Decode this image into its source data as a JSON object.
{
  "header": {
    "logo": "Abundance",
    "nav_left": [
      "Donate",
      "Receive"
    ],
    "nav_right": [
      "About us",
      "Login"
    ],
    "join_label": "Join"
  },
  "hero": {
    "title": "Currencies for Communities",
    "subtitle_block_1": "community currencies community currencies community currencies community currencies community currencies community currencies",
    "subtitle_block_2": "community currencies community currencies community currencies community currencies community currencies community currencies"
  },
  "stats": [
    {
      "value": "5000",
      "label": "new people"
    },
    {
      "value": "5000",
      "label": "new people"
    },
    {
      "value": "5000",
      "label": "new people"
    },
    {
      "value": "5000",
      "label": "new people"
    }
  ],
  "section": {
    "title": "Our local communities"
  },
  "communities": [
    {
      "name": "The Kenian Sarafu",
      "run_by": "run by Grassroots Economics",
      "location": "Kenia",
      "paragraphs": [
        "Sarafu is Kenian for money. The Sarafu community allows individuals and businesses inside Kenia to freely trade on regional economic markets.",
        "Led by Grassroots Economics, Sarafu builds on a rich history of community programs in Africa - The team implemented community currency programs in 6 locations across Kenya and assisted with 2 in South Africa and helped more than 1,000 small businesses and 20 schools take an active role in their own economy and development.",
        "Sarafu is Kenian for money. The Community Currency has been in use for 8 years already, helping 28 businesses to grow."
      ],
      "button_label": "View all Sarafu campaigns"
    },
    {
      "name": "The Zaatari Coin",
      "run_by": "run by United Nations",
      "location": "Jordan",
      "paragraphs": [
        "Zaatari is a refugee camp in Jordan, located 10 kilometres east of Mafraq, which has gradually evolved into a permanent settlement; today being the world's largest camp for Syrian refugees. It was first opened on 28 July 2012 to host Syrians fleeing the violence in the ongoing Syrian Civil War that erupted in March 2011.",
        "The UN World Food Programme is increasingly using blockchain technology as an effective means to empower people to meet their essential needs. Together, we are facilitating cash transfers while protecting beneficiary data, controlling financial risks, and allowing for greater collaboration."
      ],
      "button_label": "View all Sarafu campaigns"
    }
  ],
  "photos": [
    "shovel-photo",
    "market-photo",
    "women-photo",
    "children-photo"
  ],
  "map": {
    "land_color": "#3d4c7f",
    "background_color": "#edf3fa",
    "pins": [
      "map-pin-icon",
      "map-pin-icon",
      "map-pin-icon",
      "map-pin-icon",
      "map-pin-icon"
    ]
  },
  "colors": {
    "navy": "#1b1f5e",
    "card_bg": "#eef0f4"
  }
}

▬▬▬▬▬▬

Hand back the material above in full, exactly as written.

### THE COMPLETED TASK:
Decode this image into its source data as a JSON object.
{
  "header": {
    "logo": "Abundance",
    "nav_left": [
      "Donate",
      "Receive"
    ],
    "nav_right": [
      "About us",
      "Login"
    ],
    "join_label": "Join"
  },
  "hero": {
    "title": "Currencies for Communities",
    "subtitle_block_1": "community currencies community currencies community currencies community currencies community currencies community currencies",
    "subtitle_block_2": "community currencies community currencies community currencies community currencies community currencies community currencies"
  },
  "stats": [
    {
      "value": "5000",
      "label": "new people"
    },
    {
      "value": "5000",
      "label": "new people"
    },
    {
      "value": "5000",
      "label": "new people"
    },
    {
      "value": "5000",
      "label": "new people"
    }
  ],
  "section": {
    "title": "Our local communities"
  },
  "communities": [
    {
      "name": "The Kenian Sarafu",
      "run_by": "run by Grassroots Economics",
      "location": "Kenia",
      "paragraphs": [
        "Sarafu is Kenian for money. The Sarafu community allows individuals and businesses inside Kenia to freely trade on regional economic markets.",
        "Led by Grassroots Economics, Sarafu builds on a rich history of community programs in Africa - The team implemented community currency programs in 6 locations across Kenya and assisted with 2 in South Africa and helped more than 1,000 small businesses and 20 schools take an active role in their own economy and development.",
        "Sarafu is Kenian for money. The Community Currency has been in use for 8 years already, helping 28 businesses to grow."
      ],
      "button_label": "View all Sarafu campaigns"
    },
    {
      "name": "The Zaatari Coin",
      "run_by": "run by United Nations",
      "location": "Jordan",
      "paragraphs": [
        "Zaatari is a refugee camp in Jordan, located 10 kilometres east of Mafraq, which has gradually evolved into a permanent settlement; today being the world's largest camp for Syrian refugees. It was first opened on 28 July 2012 to host Syrians fleeing the violence in the ongoing Syrian Civil War that erupted in March 2011.",
        "The UN World Food Programme is increasingly using blockchain technology as an effective means to empower people to meet their essential needs. Together, we are facilitating cash transfers while protecting beneficiary data, controlling financial risks, and allowing for greater collaboration."
      ],
      "button_label": "View all Sarafu campaigns"
    }
  ],
  "photos": [
    "shovel-photo",
    "market-photo",
    "women-photo",
    "children-photo"
  ],
  "map": {
    "land_color": "#3d4c7f",
    "background_color": "#edf3fa",
    "pins": [
      "map-pin-icon",
      "map-pin-icon",
      "map-pin-icon",
      "map-pin-icon",
      "map-pin-icon"
    ]
  },
  "colors": {
    "navy": "#1b1f5e",
    "card_bg": "#eef0f4"
  }
}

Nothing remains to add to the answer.